Figure record listings

====================

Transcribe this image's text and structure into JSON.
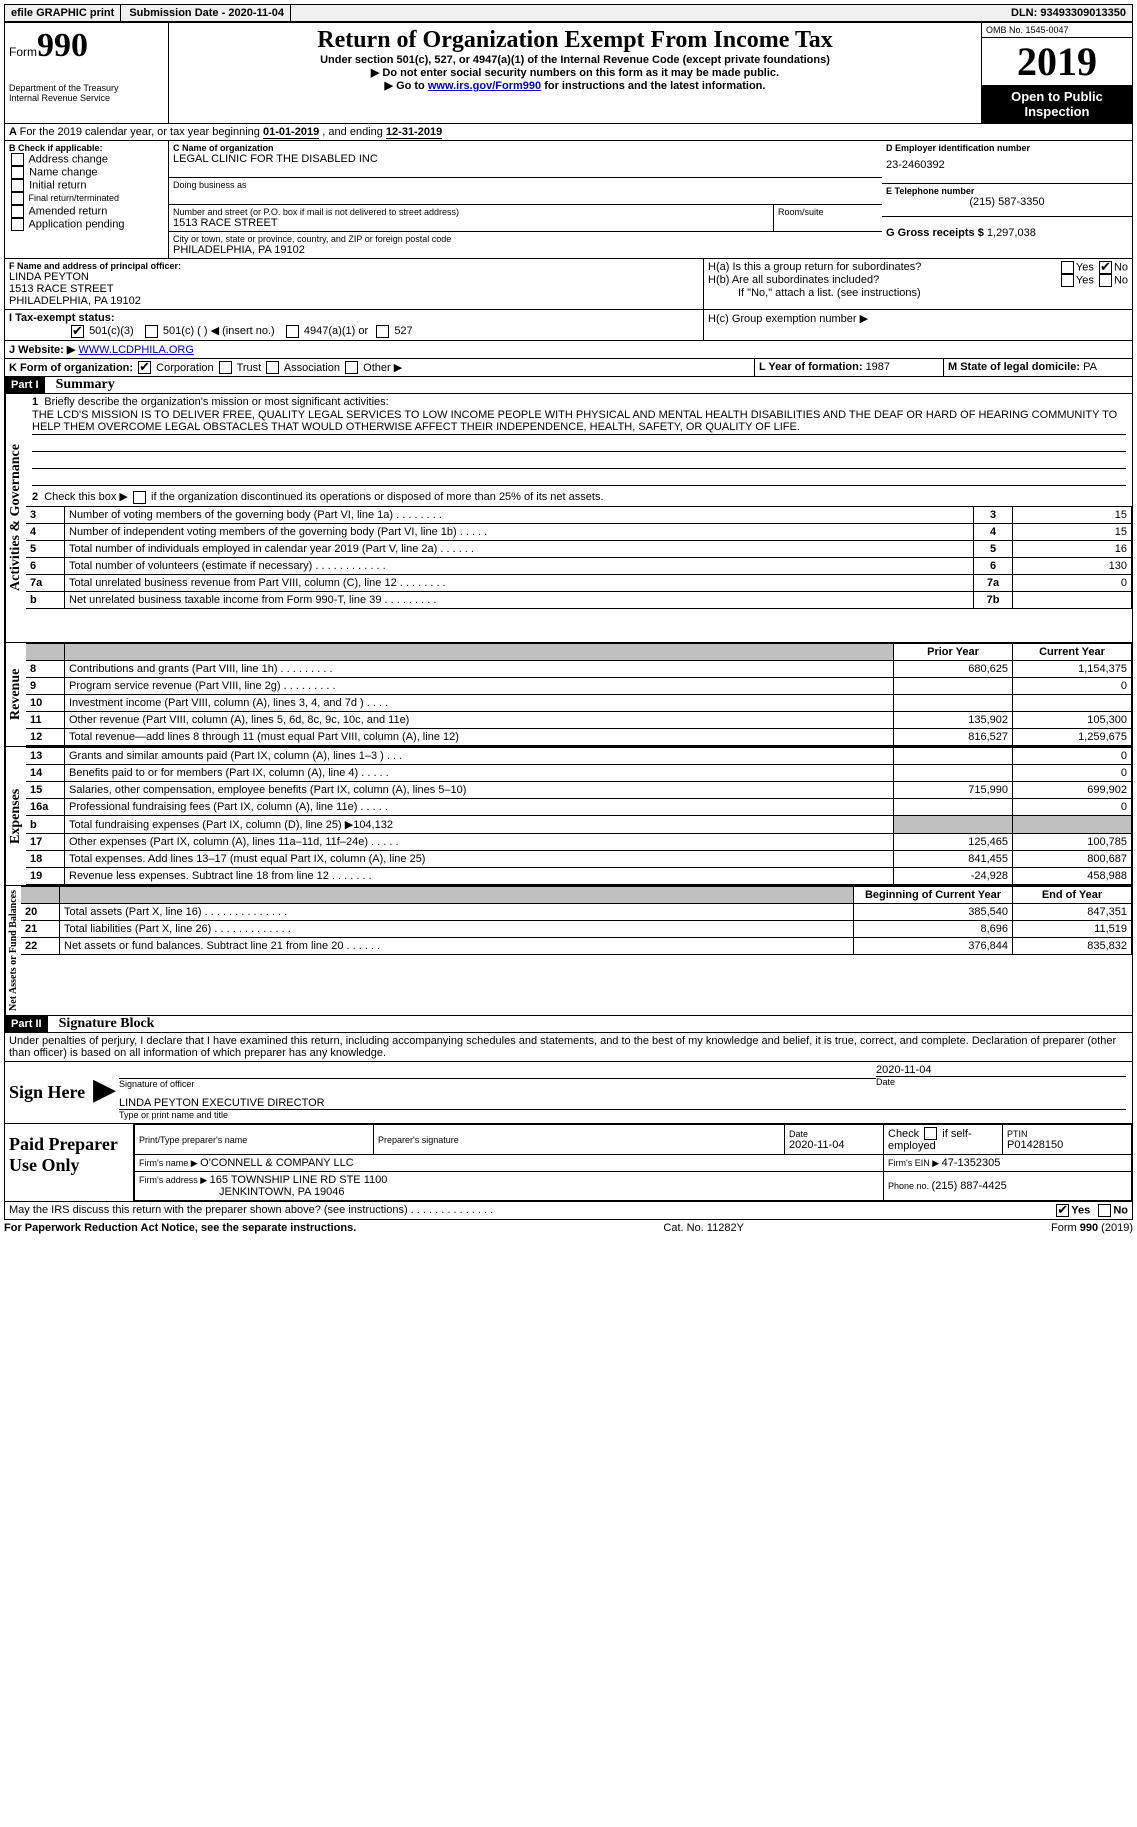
{
  "topbar": {
    "efile": "efile GRAPHIC",
    "print": "print",
    "sub_date_label": "Submission Date - ",
    "sub_date": "2020-11-04",
    "dln_label": "DLN: ",
    "dln": "93493309013350"
  },
  "header": {
    "form_prefix": "Form",
    "form_num": "990",
    "dept1": "Department of the Treasury",
    "dept2": "Internal Revenue Service",
    "title": "Return of Organization Exempt From Income Tax",
    "sub1": "Under section 501(c), 527, or 4947(a)(1) of the Internal Revenue Code (except private foundations)",
    "sub2": "▶ Do not enter social security numbers on this form as it may be made public.",
    "sub3_pre": "▶ Go to ",
    "sub3_link": "www.irs.gov/Form990",
    "sub3_post": " for instructions and the latest information.",
    "omb": "OMB No. 1545-0047",
    "year": "2019",
    "public": "Open to Public Inspection"
  },
  "line_a": {
    "text_pre": "For the 2019 calendar year, or tax year beginning ",
    "begin": "01-01-2019",
    "mid": " , and ending ",
    "end": "12-31-2019"
  },
  "box_b": {
    "label": "B Check if applicable:",
    "opts": [
      "Address change",
      "Name change",
      "Initial return",
      "Final return/terminated",
      "Amended return",
      "Application pending"
    ]
  },
  "box_c": {
    "label": "C Name of organization",
    "name": "LEGAL CLINIC FOR THE DISABLED INC",
    "dba_label": "Doing business as",
    "addr_label": "Number and street (or P.O. box if mail is not delivered to street address)",
    "room_label": "Room/suite",
    "addr": "1513 RACE STREET",
    "city_label": "City or town, state or province, country, and ZIP or foreign postal code",
    "city": "PHILADELPHIA, PA  19102"
  },
  "box_d": {
    "label": "D Employer identification number",
    "ein": "23-2460392"
  },
  "box_e": {
    "label": "E Telephone number",
    "tel": "(215) 587-3350"
  },
  "box_g": {
    "label": "G Gross receipts $ ",
    "val": "1,297,038"
  },
  "box_f": {
    "label": "F Name and address of principal officer:",
    "name": "LINDA PEYTON",
    "addr1": "1513 RACE STREET",
    "addr2": "PHILADELPHIA, PA  19102"
  },
  "box_h": {
    "ha": "H(a)  Is this a group return for subordinates?",
    "hb": "H(b)  Are all subordinates included?",
    "hb_note": "If \"No,\" attach a list. (see instructions)",
    "hc": "H(c)  Group exemption number ▶",
    "yes": "Yes",
    "no": "No"
  },
  "box_i": {
    "label": "I   Tax-exempt status:",
    "o1": "501(c)(3)",
    "o2": "501(c) (  ) ◀ (insert no.)",
    "o3": "4947(a)(1) or",
    "o4": "527"
  },
  "box_j": {
    "label": "J   Website: ▶ ",
    "url": "WWW.LCDPHILA.ORG"
  },
  "box_k": {
    "label": "K Form of organization:",
    "o1": "Corporation",
    "o2": "Trust",
    "o3": "Association",
    "o4": "Other ▶"
  },
  "box_l": {
    "label": "L Year of formation: ",
    "val": "1987"
  },
  "box_m": {
    "label": "M State of legal domicile: ",
    "val": "PA"
  },
  "part1": {
    "hdr": "Part I",
    "title": "Summary"
  },
  "summary": {
    "q1": "Briefly describe the organization's mission or most significant activities:",
    "mission": "THE LCD'S MISSION IS TO DELIVER FREE, QUALITY LEGAL SERVICES TO LOW INCOME PEOPLE WITH PHYSICAL AND MENTAL HEALTH DISABILITIES AND THE DEAF OR HARD OF HEARING COMMUNITY TO HELP THEM OVERCOME LEGAL OBSTACLES THAT WOULD OTHERWISE AFFECT THEIR INDEPENDENCE, HEALTH, SAFETY, OR QUALITY OF LIFE.",
    "q2": "Check this box ▶    if the organization discontinued its operations or disposed of more than 25% of its net assets.",
    "rows_ag": [
      {
        "n": "3",
        "t": "Number of voting members of the governing body (Part VI, line 1a)   .    .    .    .    .    .    .    .",
        "box": "3",
        "v": "15"
      },
      {
        "n": "4",
        "t": "Number of independent voting members of the governing body (Part VI, line 1b)   .    .    .    .    .",
        "box": "4",
        "v": "15"
      },
      {
        "n": "5",
        "t": "Total number of individuals employed in calendar year 2019 (Part V, line 2a)   .    .    .    .    .    .",
        "box": "5",
        "v": "16"
      },
      {
        "n": "6",
        "t": "Total number of volunteers (estimate if necessary)   .    .    .    .    .    .    .    .    .    .    .    .",
        "box": "6",
        "v": "130"
      },
      {
        "n": "7a",
        "t": "Total unrelated business revenue from Part VIII, column (C), line 12   .    .    .    .    .    .    .    .",
        "box": "7a",
        "v": "0"
      },
      {
        "n": "b",
        "t": "Net unrelated business taxable income from Form 990-T, line 39   .    .    .    .    .    .    .    .    .",
        "box": "7b",
        "v": ""
      }
    ],
    "prior_hdr": "Prior Year",
    "curr_hdr": "Current Year",
    "rows_rev": [
      {
        "n": "8",
        "t": "Contributions and grants (Part VIII, line 1h)   .    .    .    .    .    .    .    .    .",
        "p": "680,625",
        "c": "1,154,375"
      },
      {
        "n": "9",
        "t": "Program service revenue (Part VIII, line 2g)   .    .    .    .    .    .    .    .    .",
        "p": "",
        "c": "0"
      },
      {
        "n": "10",
        "t": "Investment income (Part VIII, column (A), lines 3, 4, and 7d )   .    .    .    .",
        "p": "",
        "c": ""
      },
      {
        "n": "11",
        "t": "Other revenue (Part VIII, column (A), lines 5, 6d, 8c, 9c, 10c, and 11e)",
        "p": "135,902",
        "c": "105,300"
      },
      {
        "n": "12",
        "t": "Total revenue—add lines 8 through 11 (must equal Part VIII, column (A), line 12)",
        "p": "816,527",
        "c": "1,259,675"
      }
    ],
    "rows_exp": [
      {
        "n": "13",
        "t": "Grants and similar amounts paid (Part IX, column (A), lines 1–3 )   .    .    .",
        "p": "",
        "c": "0"
      },
      {
        "n": "14",
        "t": "Benefits paid to or for members (Part IX, column (A), line 4)   .    .    .    .    .",
        "p": "",
        "c": "0"
      },
      {
        "n": "15",
        "t": "Salaries, other compensation, employee benefits (Part IX, column (A), lines 5–10)",
        "p": "715,990",
        "c": "699,902"
      },
      {
        "n": "16a",
        "t": "Professional fundraising fees (Part IX, column (A), line 11e)   .    .    .    .    .",
        "p": "",
        "c": "0"
      },
      {
        "n": "b",
        "t": "Total fundraising expenses (Part IX, column (D), line 25) ▶104,132",
        "p": "shaded",
        "c": "shaded"
      },
      {
        "n": "17",
        "t": "Other expenses (Part IX, column (A), lines 11a–11d, 11f–24e)   .    .    .    .    .",
        "p": "125,465",
        "c": "100,785"
      },
      {
        "n": "18",
        "t": "Total expenses. Add lines 13–17 (must equal Part IX, column (A), line 25)",
        "p": "841,455",
        "c": "800,687"
      },
      {
        "n": "19",
        "t": "Revenue less expenses. Subtract line 18 from line 12   .    .    .    .    .    .    .",
        "p": "-24,928",
        "c": "458,988"
      }
    ],
    "bcy_hdr": "Beginning of Current Year",
    "eoy_hdr": "End of Year",
    "rows_na": [
      {
        "n": "20",
        "t": "Total assets (Part X, line 16)   .    .    .    .    .    .    .    .    .    .    .    .    .    .",
        "p": "385,540",
        "c": "847,351"
      },
      {
        "n": "21",
        "t": "Total liabilities (Part X, line 26)   .    .    .    .    .    .    .    .    .    .    .    .    .",
        "p": "8,696",
        "c": "11,519"
      },
      {
        "n": "22",
        "t": "Net assets or fund balances. Subtract line 21 from line 20   .    .    .    .    .    .",
        "p": "376,844",
        "c": "835,832"
      }
    ],
    "vert_ag": "Activities & Governance",
    "vert_rev": "Revenue",
    "vert_exp": "Expenses",
    "vert_na": "Net Assets or Fund Balances"
  },
  "part2": {
    "hdr": "Part II",
    "title": "Signature Block",
    "perjury": "Under penalties of perjury, I declare that I have examined this return, including accompanying schedules and statements, and to the best of my knowledge and belief, it is true, correct, and complete. Declaration of preparer (other than officer) is based on all information of which preparer has any knowledge.",
    "sign_here": "Sign Here",
    "sig_officer": "Signature of officer",
    "sig_date": "Date",
    "sig_date_val": "2020-11-04",
    "officer_name": "LINDA PEYTON  EXECUTIVE DIRECTOR",
    "officer_label": "Type or print name and title",
    "paid_prep": "Paid Preparer Use Only",
    "prep_name_label": "Print/Type preparer's name",
    "prep_sig_label": "Preparer's signature",
    "prep_date_label": "Date",
    "prep_date": "2020-11-04",
    "self_emp": "Check      if self-employed",
    "ptin_label": "PTIN",
    "ptin": "P01428150",
    "firm_name_label": "Firm's name    ▶ ",
    "firm_name": "O'CONNELL & COMPANY LLC",
    "firm_ein_label": "Firm's EIN ▶ ",
    "firm_ein": "47-1352305",
    "firm_addr_label": "Firm's address ▶ ",
    "firm_addr1": "165 TOWNSHIP LINE RD STE 1100",
    "firm_addr2": "JENKINTOWN, PA  19046",
    "firm_phone_label": "Phone no. ",
    "firm_phone": "(215) 887-4425",
    "discuss": "May the IRS discuss this return with the preparer shown above? (see instructions)   .    .    .    .    .    .    .    .    .    .    .    .    .    .",
    "yes": "Yes",
    "no": "No"
  },
  "footer": {
    "left": "For Paperwork Reduction Act Notice, see the separate instructions.",
    "mid": "Cat. No. 11282Y",
    "right_pre": "Form ",
    "right_num": "990",
    "right_post": " (2019)"
  }
}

====================

◆ Problem details ◆
Identify the lines that contain the string "column", and copy every one of them.

◆ Finished answer ◆
        "t": "Total unrelated business revenue from Part VIII, column (C), line 12   .    .    .    .    .    .    .    .",
        "t": "Investment income (Part VIII, column (A), lines 3, 4, and 7d )   .    .    .    .",
        "t": "Other revenue (Part VIII, column (A), lines 5, 6d, 8c, 9c, 10c, and 11e)",
        "t": "Total revenue—add lines 8 through 11 (must equal Part VIII, column (A), line 12)",
        "t": "Grants and similar amounts paid (Part IX, column (A), lines 1–3 )   .    .    .",
        "t": "Benefits paid to or for members (Part IX, column (A), line 4)   .    .    .    .    .",
        "t": "Salaries, other compensation, employee benefits (Part IX, column (A), lines 5–10)",
        "t": "Professional fundraising fees (Part IX, column (A), line 11e)   .    .    .    .    .",
        "t": "Total fundraising expenses (Part IX, column (D), line 25) ▶104,132",
        "t": "Other expenses (Part IX, column (A), lines 11a–11d, 11f–24e)   .    .    .    .    .",
        "t": "Total expenses. Add lines 13–17 (must equal Part IX, column (A), line 25)",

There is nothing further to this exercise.